→ **TASK INPUTS**:
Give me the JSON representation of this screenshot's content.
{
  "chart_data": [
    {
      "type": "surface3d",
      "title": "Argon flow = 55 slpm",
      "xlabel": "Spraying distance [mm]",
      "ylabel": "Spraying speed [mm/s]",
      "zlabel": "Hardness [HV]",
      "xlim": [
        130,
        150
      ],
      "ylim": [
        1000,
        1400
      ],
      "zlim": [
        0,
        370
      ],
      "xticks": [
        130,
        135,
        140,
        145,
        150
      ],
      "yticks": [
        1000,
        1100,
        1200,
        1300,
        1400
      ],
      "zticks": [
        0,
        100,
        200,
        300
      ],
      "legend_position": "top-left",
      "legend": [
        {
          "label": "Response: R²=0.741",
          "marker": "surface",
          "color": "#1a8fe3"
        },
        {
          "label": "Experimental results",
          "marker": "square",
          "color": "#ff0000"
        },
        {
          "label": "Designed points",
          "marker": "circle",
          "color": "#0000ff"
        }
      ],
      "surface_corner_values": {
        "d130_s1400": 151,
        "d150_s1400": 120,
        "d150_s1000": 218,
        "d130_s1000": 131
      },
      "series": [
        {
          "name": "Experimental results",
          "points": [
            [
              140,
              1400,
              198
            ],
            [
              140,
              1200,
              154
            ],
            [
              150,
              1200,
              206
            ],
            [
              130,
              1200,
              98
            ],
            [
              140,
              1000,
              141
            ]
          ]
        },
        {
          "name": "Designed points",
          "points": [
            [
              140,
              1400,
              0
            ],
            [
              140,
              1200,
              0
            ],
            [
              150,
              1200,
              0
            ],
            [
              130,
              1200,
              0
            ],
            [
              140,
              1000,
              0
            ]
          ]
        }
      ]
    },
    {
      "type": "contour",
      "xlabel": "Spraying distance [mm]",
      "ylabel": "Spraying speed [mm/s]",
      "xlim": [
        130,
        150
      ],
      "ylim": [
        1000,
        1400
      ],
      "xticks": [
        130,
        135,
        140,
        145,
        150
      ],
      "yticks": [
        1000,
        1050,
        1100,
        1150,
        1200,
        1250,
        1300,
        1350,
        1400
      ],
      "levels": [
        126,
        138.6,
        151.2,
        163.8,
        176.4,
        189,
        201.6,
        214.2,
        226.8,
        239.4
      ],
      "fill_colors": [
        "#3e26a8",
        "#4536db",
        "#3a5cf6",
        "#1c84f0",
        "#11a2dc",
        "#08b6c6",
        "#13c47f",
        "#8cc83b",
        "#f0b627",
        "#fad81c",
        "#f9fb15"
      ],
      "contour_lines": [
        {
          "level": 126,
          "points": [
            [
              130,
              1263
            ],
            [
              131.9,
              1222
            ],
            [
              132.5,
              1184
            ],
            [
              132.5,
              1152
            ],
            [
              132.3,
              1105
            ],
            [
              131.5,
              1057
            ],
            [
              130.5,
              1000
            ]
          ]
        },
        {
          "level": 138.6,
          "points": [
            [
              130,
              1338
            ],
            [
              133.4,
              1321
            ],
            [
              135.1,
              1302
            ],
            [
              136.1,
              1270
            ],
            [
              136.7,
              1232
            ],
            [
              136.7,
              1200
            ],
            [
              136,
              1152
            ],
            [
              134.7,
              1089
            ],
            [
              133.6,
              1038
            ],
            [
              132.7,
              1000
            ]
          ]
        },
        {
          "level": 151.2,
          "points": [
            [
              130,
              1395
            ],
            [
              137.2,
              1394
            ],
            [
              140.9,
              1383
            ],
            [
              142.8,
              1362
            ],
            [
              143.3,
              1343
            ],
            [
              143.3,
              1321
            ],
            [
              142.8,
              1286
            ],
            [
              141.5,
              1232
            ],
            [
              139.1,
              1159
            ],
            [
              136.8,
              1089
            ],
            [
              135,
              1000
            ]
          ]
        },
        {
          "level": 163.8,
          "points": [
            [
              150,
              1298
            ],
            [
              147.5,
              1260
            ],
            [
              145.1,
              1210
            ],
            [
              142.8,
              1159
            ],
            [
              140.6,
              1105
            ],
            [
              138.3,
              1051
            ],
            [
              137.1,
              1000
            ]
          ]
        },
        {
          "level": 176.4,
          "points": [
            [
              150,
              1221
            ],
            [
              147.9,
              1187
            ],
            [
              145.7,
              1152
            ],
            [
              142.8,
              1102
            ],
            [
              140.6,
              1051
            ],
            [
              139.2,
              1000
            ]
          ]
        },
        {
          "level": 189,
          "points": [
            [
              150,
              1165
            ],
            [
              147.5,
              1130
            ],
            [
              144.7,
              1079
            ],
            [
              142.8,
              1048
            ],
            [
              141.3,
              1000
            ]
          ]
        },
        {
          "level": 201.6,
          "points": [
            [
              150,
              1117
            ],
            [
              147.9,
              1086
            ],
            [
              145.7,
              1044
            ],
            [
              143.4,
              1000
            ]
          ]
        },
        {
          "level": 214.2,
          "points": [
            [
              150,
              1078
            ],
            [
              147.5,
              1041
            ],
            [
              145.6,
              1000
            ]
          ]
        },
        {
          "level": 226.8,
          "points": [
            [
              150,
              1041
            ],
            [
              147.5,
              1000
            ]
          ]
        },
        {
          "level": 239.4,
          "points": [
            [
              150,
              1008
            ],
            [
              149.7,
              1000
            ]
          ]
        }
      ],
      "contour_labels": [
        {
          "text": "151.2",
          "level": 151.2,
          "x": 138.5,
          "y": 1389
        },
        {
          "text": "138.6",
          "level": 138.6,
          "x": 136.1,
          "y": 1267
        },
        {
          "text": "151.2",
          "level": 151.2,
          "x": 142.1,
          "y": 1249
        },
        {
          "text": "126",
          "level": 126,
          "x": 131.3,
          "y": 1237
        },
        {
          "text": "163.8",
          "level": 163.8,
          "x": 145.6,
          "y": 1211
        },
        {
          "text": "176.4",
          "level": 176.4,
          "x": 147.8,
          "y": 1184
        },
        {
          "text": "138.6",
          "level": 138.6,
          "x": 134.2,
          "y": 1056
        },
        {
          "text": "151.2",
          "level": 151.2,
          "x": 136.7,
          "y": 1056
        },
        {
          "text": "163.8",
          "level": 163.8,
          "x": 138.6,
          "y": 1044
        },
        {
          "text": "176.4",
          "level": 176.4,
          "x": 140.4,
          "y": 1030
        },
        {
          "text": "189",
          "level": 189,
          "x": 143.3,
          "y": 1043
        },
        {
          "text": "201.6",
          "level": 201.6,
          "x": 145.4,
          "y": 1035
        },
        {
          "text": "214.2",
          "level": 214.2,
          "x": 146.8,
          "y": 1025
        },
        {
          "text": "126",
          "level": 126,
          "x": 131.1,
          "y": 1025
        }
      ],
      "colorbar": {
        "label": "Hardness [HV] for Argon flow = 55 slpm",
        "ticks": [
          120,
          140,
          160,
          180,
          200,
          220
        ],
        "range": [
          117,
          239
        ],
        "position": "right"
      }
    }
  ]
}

→ **TASK GOAL**: Track down every line holding the string "Designed" and copy it.

→ **REPLY TO THE TASK**:
          "label": "Designed points",
          "name": "Designed points",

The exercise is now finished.